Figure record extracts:
━━━━━━━━━━━━━━━━━━━━

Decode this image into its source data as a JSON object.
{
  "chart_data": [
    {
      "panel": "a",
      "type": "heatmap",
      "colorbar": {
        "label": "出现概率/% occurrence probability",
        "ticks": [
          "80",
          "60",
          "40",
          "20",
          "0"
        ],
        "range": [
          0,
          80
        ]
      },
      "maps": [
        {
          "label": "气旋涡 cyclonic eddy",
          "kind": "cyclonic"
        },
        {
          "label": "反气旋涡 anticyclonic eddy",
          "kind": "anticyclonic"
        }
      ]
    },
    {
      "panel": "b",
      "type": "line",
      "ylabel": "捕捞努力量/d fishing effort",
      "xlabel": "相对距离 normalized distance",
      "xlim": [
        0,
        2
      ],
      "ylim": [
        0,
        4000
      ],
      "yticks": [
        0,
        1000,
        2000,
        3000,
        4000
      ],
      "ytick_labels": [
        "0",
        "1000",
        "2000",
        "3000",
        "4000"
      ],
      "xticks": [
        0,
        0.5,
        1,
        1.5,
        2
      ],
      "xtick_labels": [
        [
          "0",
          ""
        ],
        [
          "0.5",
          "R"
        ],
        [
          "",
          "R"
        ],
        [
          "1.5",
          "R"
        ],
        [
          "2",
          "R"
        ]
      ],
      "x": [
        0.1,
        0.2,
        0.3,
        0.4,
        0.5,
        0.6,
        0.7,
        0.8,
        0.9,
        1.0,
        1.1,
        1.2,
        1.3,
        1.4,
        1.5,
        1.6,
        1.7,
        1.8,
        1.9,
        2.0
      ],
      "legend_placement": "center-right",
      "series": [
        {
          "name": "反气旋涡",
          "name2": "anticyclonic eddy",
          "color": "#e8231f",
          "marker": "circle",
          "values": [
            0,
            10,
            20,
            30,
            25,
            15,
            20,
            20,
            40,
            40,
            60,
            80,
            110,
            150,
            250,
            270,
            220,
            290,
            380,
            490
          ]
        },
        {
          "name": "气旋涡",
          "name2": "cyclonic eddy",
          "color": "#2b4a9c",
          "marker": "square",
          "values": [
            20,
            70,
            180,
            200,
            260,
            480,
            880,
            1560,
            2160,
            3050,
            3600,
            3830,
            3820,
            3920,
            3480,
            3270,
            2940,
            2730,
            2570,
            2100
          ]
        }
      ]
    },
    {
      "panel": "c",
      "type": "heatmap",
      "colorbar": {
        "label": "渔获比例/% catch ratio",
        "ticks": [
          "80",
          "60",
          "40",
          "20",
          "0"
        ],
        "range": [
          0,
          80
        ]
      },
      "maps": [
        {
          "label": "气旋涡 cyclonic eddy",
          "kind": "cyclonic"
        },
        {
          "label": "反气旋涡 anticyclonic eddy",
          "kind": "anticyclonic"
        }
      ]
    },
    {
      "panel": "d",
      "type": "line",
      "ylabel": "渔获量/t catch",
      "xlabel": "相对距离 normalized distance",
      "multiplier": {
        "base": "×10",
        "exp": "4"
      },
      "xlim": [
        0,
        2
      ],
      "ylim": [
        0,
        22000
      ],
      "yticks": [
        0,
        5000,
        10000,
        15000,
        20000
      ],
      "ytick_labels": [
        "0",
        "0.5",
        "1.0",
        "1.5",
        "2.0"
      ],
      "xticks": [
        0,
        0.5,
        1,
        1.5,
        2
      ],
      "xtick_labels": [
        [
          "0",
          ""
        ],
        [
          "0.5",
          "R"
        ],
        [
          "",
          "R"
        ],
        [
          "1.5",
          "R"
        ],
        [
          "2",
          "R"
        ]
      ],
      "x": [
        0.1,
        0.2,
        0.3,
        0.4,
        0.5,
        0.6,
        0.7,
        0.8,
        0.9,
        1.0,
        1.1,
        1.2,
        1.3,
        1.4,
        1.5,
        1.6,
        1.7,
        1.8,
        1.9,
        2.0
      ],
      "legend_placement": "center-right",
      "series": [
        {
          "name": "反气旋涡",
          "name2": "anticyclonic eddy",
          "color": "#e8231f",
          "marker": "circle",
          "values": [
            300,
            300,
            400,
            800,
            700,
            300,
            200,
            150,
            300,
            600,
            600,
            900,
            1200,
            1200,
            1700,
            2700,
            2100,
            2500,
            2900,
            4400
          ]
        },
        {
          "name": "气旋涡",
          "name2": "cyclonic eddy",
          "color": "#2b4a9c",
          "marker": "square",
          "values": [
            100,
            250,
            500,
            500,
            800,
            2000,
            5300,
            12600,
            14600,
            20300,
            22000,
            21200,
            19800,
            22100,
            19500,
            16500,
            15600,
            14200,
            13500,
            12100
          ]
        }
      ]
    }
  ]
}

━━━━━━━━━━━━━━━━━━━━

- Written task
Reproduce the entries above in full, verbatim.

- The result
Decode this image into its source data as a JSON object.
{
  "chart_data": [
    {
      "panel": "a",
      "type": "heatmap",
      "colorbar": {
        "label": "出现概率/% occurrence probability",
        "ticks": [
          "80",
          "60",
          "40",
          "20",
          "0"
        ],
        "range": [
          0,
          80
        ]
      },
      "maps": [
        {
          "label": "气旋涡 cyclonic eddy",
          "kind": "cyclonic"
        },
        {
          "label": "反气旋涡 anticyclonic eddy",
          "kind": "anticyclonic"
        }
      ]
    },
    {
      "panel": "b",
      "type": "line",
      "ylabel": "捕捞努力量/d fishing effort",
      "xlabel": "相对距离 normalized distance",
      "xlim": [
        0,
        2
      ],
      "ylim": [
        0,
        4000
      ],
      "yticks": [
        0,
        1000,
        2000,
        3000,
        4000
      ],
      "ytick_labels": [
        "0",
        "1000",
        "2000",
        "3000",
        "4000"
      ],
      "xticks": [
        0,
        0.5,
        1,
        1.5,
        2
      ],
      "xtick_labels": [
        [
          "0",
          ""
        ],
        [
          "0.5",
          "R"
        ],
        [
          "",
          "R"
        ],
        [
          "1.5",
          "R"
        ],
        [
          "2",
          "R"
        ]
      ],
      "x": [
        0.1,
        0.2,
        0.3,
        0.4,
        0.5,
        0.6,
        0.7,
        0.8,
        0.9,
        1.0,
        1.1,
        1.2,
        1.3,
        1.4,
        1.5,
        1.6,
        1.7,
        1.8,
        1.9,
        2.0
      ],
      "legend_placement": "center-right",
      "series": [
        {
          "name": "反气旋涡",
          "name2": "anticyclonic eddy",
          "color": "#e8231f",
          "marker": "circle",
          "values": [
            0,
            10,
            20,
            30,
            25,
            15,
            20,
            20,
            40,
            40,
            60,
            80,
            110,
            150,
            250,
            270,
            220,
            290,
            380,
            490
          ]
        },
        {
          "name": "气旋涡",
          "name2": "cyclonic eddy",
          "color": "#2b4a9c",
          "marker": "square",
          "values": [
            20,
            70,
            180,
            200,
            260,
            480,
            880,
            1560,
            2160,
            3050,
            3600,
            3830,
            3820,
            3920,
            3480,
            3270,
            2940,
            2730,
            2570,
            2100
          ]
        }
      ]
    },
    {
      "panel": "c",
      "type": "heatmap",
      "colorbar": {
        "label": "渔获比例/% catch ratio",
        "ticks": [
          "80",
          "60",
          "40",
          "20",
          "0"
        ],
        "range": [
          0,
          80
        ]
      },
      "maps": [
        {
          "label": "气旋涡 cyclonic eddy",
          "kind": "cyclonic"
        },
        {
          "label": "反气旋涡 anticyclonic eddy",
          "kind": "anticyclonic"
        }
      ]
    },
    {
      "panel": "d",
      "type": "line",
      "ylabel": "渔获量/t catch",
      "xlabel": "相对距离 normalized distance",
      "multiplier": {
        "base": "×10",
        "exp": "4"
      },
      "xlim": [
        0,
        2
      ],
      "ylim": [
        0,
        22000
      ],
      "yticks": [
        0,
        5000,
        10000,
        15000,
        20000
      ],
      "ytick_labels": [
        "0",
        "0.5",
        "1.0",
        "1.5",
        "2.0"
      ],
      "xticks": [
        0,
        0.5,
        1,
        1.5,
        2
      ],
      "xtick_labels": [
        [
          "0",
          ""
        ],
        [
          "0.5",
          "R"
        ],
        [
          "",
          "R"
        ],
        [
          "1.5",
          "R"
        ],
        [
          "2",
          "R"
        ]
      ],
      "x": [
        0.1,
        0.2,
        0.3,
        0.4,
        0.5,
        0.6,
        0.7,
        0.8,
        0.9,
        1.0,
        1.1,
        1.2,
        1.3,
        1.4,
        1.5,
        1.6,
        1.7,
        1.8,
        1.9,
        2.0
      ],
      "legend_placement": "center-right",
      "series": [
        {
          "name": "反气旋涡",
          "name2": "anticyclonic eddy",
          "color": "#e8231f",
          "marker": "circle",
          "values": [
            300,
            300,
            400,
            800,
            700,
            300,
            200,
            150,
            300,
            600,
            600,
            900,
            1200,
            1200,
            1700,
            2700,
            2100,
            2500,
            2900,
            4400
          ]
        },
        {
          "name": "气旋涡",
          "name2": "cyclonic eddy",
          "color": "#2b4a9c",
          "marker": "square",
          "values": [
            100,
            250,
            500,
            500,
            800,
            2000,
            5300,
            12600,
            14600,
            20300,
            22000,
            21200,
            19800,
            22100,
            19500,
            16500,
            15600,
            14200,
            13500,
            12100
          ]
        }
      ]
    }
  ]
}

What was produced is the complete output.